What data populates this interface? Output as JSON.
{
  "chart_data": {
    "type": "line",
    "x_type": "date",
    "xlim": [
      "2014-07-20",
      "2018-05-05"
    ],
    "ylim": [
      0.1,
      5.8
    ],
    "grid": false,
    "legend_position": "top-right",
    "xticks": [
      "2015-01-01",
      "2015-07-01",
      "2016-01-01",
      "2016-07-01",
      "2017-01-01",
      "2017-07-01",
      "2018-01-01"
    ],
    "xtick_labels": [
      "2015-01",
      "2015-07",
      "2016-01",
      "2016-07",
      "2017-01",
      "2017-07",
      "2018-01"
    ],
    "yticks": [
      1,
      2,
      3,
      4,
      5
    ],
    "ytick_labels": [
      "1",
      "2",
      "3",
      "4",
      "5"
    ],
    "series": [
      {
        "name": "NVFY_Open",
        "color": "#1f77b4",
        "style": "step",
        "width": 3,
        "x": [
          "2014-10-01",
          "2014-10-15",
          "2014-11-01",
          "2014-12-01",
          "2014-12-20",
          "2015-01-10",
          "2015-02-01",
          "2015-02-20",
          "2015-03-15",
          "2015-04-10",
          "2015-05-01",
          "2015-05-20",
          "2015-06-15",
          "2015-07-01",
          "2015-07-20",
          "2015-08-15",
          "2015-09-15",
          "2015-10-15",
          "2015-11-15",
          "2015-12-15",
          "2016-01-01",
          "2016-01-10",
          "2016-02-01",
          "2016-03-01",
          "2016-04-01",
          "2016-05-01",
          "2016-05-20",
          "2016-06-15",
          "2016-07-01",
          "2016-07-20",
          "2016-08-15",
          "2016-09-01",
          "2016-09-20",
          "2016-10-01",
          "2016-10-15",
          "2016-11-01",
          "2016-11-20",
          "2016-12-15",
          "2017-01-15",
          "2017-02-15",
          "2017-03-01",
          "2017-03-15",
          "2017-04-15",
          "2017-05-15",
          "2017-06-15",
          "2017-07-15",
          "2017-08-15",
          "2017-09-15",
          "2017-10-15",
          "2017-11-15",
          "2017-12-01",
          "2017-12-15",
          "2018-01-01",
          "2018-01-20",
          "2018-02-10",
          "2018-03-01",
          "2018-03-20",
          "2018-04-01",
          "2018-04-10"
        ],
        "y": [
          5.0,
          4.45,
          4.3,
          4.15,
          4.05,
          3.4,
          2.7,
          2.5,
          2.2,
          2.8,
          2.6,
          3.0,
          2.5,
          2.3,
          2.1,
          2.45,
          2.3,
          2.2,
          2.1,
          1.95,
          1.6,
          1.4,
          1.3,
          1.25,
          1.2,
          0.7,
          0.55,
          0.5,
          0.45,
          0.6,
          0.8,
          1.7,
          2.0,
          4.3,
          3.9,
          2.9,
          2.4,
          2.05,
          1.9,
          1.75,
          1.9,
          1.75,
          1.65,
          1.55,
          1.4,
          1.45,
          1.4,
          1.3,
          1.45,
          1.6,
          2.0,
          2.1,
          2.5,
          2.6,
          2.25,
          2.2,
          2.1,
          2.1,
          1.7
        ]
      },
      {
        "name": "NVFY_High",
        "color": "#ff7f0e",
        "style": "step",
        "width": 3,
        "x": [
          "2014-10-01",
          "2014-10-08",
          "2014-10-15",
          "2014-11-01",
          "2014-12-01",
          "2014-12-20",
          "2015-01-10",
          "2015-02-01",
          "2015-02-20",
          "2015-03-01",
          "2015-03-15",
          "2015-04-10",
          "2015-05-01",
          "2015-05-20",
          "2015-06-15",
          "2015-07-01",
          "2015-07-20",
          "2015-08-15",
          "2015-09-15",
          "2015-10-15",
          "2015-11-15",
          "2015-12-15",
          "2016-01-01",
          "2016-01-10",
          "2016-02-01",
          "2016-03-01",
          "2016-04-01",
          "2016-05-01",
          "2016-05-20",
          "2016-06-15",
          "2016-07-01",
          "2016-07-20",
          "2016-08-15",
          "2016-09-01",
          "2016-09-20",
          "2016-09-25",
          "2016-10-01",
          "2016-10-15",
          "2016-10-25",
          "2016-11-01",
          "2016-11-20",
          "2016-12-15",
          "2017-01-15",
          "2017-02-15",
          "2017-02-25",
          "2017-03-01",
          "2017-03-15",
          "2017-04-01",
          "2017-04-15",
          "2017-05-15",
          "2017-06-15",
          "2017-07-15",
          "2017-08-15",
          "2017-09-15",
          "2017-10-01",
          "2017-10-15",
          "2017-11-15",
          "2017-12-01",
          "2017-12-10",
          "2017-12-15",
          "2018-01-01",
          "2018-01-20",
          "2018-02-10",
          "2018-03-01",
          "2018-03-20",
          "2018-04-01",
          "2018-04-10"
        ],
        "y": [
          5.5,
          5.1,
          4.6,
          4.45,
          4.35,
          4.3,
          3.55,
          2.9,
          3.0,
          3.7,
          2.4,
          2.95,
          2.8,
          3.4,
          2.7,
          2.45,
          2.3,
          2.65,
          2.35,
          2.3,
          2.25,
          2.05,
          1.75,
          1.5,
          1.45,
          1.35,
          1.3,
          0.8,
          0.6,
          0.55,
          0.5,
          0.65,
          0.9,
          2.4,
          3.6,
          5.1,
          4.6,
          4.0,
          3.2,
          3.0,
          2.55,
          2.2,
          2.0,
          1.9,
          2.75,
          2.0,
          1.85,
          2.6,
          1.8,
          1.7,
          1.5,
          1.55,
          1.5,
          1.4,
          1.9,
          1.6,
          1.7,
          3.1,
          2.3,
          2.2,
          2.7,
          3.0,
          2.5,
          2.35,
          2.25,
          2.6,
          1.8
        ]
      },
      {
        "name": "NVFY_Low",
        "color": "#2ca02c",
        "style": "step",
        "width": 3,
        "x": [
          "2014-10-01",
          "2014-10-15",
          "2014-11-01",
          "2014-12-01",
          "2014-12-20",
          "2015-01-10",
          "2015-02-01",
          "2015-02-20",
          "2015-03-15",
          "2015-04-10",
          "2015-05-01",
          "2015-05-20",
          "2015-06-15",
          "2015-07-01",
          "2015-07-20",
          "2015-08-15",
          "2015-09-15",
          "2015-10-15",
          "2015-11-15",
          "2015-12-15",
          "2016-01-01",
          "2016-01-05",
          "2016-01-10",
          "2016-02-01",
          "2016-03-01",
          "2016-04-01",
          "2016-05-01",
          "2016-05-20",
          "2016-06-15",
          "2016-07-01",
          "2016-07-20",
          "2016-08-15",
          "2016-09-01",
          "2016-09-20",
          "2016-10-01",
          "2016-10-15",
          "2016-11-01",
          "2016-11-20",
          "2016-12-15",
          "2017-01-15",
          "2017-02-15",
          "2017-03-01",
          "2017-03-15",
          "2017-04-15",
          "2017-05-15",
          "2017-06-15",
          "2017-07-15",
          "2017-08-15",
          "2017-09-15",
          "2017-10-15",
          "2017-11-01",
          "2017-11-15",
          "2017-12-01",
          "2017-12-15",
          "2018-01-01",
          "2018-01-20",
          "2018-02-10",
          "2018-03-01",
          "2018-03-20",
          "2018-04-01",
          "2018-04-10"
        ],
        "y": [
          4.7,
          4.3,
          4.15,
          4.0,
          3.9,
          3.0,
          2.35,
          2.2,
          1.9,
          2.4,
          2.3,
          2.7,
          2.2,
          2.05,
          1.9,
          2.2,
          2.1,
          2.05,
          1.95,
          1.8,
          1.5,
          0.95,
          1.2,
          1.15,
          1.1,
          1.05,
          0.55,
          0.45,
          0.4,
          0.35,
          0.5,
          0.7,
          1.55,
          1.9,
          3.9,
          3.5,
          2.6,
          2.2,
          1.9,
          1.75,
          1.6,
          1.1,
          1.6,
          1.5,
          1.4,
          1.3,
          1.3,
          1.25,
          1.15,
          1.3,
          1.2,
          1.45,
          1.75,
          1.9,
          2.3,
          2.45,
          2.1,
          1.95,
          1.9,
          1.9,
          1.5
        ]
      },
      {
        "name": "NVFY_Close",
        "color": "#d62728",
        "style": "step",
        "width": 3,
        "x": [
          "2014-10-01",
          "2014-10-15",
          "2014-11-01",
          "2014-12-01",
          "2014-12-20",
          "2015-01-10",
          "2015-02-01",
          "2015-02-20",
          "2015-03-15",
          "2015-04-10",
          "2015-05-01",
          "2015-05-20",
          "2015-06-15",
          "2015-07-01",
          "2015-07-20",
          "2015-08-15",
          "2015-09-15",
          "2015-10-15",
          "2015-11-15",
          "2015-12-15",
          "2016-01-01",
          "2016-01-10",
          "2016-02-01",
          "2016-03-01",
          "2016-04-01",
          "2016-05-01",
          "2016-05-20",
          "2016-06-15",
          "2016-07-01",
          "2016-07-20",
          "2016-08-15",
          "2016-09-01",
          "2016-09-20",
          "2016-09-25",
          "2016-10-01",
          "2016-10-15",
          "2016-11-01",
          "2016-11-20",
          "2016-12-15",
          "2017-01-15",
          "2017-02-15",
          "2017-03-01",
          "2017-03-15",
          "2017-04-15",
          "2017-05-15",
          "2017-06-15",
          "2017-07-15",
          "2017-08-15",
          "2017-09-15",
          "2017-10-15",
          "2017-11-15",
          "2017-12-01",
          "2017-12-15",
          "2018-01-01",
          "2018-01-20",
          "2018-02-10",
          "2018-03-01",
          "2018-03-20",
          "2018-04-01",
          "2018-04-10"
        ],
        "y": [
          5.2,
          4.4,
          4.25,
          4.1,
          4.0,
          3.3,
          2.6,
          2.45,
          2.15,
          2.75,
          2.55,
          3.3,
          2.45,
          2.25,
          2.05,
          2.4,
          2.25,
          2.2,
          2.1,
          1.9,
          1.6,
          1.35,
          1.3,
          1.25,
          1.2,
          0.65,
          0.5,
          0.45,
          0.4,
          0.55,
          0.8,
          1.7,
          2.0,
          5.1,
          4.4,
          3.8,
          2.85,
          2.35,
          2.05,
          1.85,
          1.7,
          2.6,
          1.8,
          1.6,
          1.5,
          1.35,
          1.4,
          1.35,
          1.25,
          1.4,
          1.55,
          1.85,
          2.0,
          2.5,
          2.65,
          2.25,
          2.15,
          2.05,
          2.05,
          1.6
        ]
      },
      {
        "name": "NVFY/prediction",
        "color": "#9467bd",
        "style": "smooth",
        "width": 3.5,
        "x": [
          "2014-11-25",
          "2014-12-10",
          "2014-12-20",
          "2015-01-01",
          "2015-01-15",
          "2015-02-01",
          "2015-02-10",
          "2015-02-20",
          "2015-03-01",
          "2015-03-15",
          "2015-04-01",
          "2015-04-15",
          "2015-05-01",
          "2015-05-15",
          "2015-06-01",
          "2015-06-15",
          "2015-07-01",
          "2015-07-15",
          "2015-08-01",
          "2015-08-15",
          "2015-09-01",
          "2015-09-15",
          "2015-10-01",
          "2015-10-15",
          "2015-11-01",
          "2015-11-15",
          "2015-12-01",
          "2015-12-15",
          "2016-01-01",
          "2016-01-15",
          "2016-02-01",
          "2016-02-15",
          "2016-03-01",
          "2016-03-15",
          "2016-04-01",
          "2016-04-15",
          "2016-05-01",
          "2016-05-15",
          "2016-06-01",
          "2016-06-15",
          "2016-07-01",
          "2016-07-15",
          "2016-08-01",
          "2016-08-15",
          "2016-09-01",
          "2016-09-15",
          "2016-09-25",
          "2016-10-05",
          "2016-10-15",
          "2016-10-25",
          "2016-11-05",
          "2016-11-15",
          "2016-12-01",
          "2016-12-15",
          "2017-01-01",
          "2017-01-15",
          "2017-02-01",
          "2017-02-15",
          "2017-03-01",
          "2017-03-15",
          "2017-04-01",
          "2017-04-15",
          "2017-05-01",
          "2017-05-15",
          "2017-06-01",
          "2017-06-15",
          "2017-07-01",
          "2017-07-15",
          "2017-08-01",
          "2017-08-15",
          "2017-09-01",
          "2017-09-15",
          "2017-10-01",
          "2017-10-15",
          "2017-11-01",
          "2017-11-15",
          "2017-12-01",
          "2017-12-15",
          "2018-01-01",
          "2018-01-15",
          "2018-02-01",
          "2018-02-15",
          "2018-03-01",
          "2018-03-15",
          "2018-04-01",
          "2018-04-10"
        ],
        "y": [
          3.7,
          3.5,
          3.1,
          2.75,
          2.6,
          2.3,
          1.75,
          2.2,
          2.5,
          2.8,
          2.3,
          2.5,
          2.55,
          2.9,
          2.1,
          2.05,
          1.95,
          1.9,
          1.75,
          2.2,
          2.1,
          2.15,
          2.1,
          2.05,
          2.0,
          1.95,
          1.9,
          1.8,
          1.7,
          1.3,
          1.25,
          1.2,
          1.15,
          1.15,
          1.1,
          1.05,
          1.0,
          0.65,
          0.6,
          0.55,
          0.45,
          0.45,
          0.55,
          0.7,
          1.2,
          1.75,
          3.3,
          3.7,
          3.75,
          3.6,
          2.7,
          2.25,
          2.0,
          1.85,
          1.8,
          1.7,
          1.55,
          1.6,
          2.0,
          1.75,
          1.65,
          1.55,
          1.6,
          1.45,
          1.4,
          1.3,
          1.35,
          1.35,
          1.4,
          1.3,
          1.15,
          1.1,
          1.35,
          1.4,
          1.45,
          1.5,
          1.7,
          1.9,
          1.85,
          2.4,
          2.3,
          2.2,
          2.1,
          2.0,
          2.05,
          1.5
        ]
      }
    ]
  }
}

:::

=== PROBLEM TO WORK ON ===
What is the number of lines in the listing that include the word "name"? Give that number and nothing else.

=== COMPLETED EXERCISE ===
5